**REQUIRED TASK**
Can you transcribe every entry word for word, skipping the images?

**EXERCISE INPUT**

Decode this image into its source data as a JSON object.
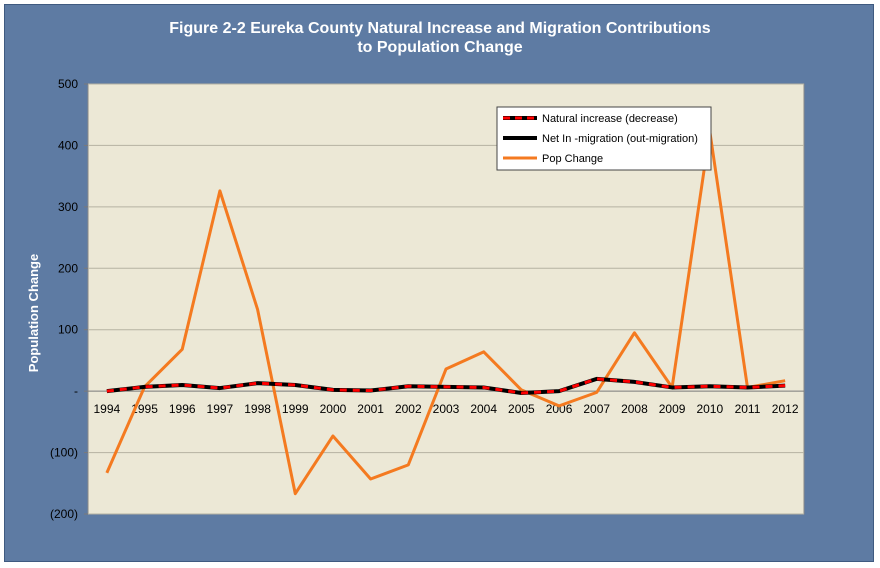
{
  "chart_data": {
    "type": "line",
    "title": [
      "Figure 2-2 Eureka County Natural Increase and Migration Contributions",
      "to Population Change"
    ],
    "ylabel": "Population Change",
    "xlabel": "",
    "ylim": [
      -200,
      500
    ],
    "yticks": [
      500,
      400,
      300,
      200,
      100,
      0,
      -100,
      -200
    ],
    "ytick_labels": [
      "500",
      "400",
      "300",
      "200",
      "100",
      "-",
      "(100)",
      "(200)"
    ],
    "categories": [
      "1994",
      "1995",
      "1996",
      "1997",
      "1998",
      "1999",
      "2000",
      "2001",
      "2002",
      "2003",
      "2004",
      "2005",
      "2006",
      "2007",
      "2008",
      "2009",
      "2010",
      "2011",
      "2012"
    ],
    "grid": true,
    "legend_position": "top-right",
    "series": [
      {
        "name": "Natural increase (decrease)",
        "color": "#ff0000",
        "style": "dashed-over-black",
        "values": [
          0,
          7,
          10,
          5,
          13,
          10,
          2,
          1,
          8,
          7,
          6,
          -3,
          0,
          20,
          15,
          6,
          8,
          6,
          9
        ]
      },
      {
        "name": "Net In -migration (out-migration)",
        "color": "#000000",
        "values": [
          0,
          7,
          10,
          5,
          13,
          10,
          2,
          1,
          8,
          7,
          6,
          -3,
          0,
          20,
          15,
          6,
          8,
          6,
          9
        ]
      },
      {
        "name": "Pop Change",
        "color": "#f47a20",
        "values": [
          -133,
          7,
          68,
          326,
          133,
          -167,
          -73,
          -143,
          -120,
          36,
          64,
          2,
          -24,
          -2,
          95,
          6,
          423,
          6,
          17
        ]
      }
    ]
  }
}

**OUTPUT FOR THIS EXERCISE**
Decode this image into its source data as a JSON object.
{
  "chart_data": {
    "type": "line",
    "title": [
      "Figure 2-2 Eureka County Natural Increase and Migration Contributions",
      "to Population Change"
    ],
    "ylabel": "Population Change",
    "xlabel": "",
    "ylim": [
      -200,
      500
    ],
    "yticks": [
      500,
      400,
      300,
      200,
      100,
      0,
      -100,
      -200
    ],
    "ytick_labels": [
      "500",
      "400",
      "300",
      "200",
      "100",
      "-",
      "(100)",
      "(200)"
    ],
    "categories": [
      "1994",
      "1995",
      "1996",
      "1997",
      "1998",
      "1999",
      "2000",
      "2001",
      "2002",
      "2003",
      "2004",
      "2005",
      "2006",
      "2007",
      "2008",
      "2009",
      "2010",
      "2011",
      "2012"
    ],
    "grid": true,
    "legend_position": "top-right",
    "series": [
      {
        "name": "Natural increase (decrease)",
        "color": "#ff0000",
        "style": "dashed-over-black",
        "values": [
          0,
          7,
          10,
          5,
          13,
          10,
          2,
          1,
          8,
          7,
          6,
          -3,
          0,
          20,
          15,
          6,
          8,
          6,
          9
        ]
      },
      {
        "name": "Net In -migration (out-migration)",
        "color": "#000000",
        "values": [
          0,
          7,
          10,
          5,
          13,
          10,
          2,
          1,
          8,
          7,
          6,
          -3,
          0,
          20,
          15,
          6,
          8,
          6,
          9
        ]
      },
      {
        "name": "Pop Change",
        "color": "#f47a20",
        "values": [
          -133,
          7,
          68,
          326,
          133,
          -167,
          -73,
          -143,
          -120,
          36,
          64,
          2,
          -24,
          -2,
          95,
          6,
          423,
          6,
          17
        ]
      }
    ]
  }
}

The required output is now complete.